------ Entries shown ------

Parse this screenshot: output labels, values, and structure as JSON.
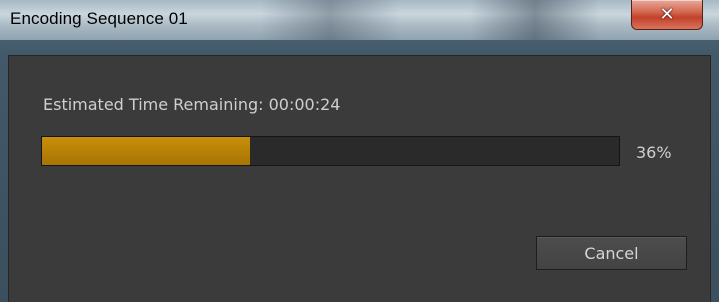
{
  "window": {
    "title": "Encoding Sequence 01",
    "close_icon": "close-icon"
  },
  "encoding": {
    "estimated_label": "Estimated Time Remaining: 00:00:24",
    "progress_fraction": 0.36,
    "percent_text": "36%",
    "accent_color": "#b88106"
  },
  "buttons": {
    "cancel_label": "Cancel"
  }
}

------

▶ **The request**
Return all of the entries exactly as written, but drop any pictures they hold.

▶ **Completed task**
Parse this screenshot: output labels, values, and structure as JSON.
{
  "window": {
    "title": "Encoding Sequence 01",
    "close_icon": "close-icon"
  },
  "encoding": {
    "estimated_label": "Estimated Time Remaining: 00:00:24",
    "progress_fraction": 0.36,
    "percent_text": "36%",
    "accent_color": "#b88106"
  },
  "buttons": {
    "cancel_label": "Cancel"
  }
}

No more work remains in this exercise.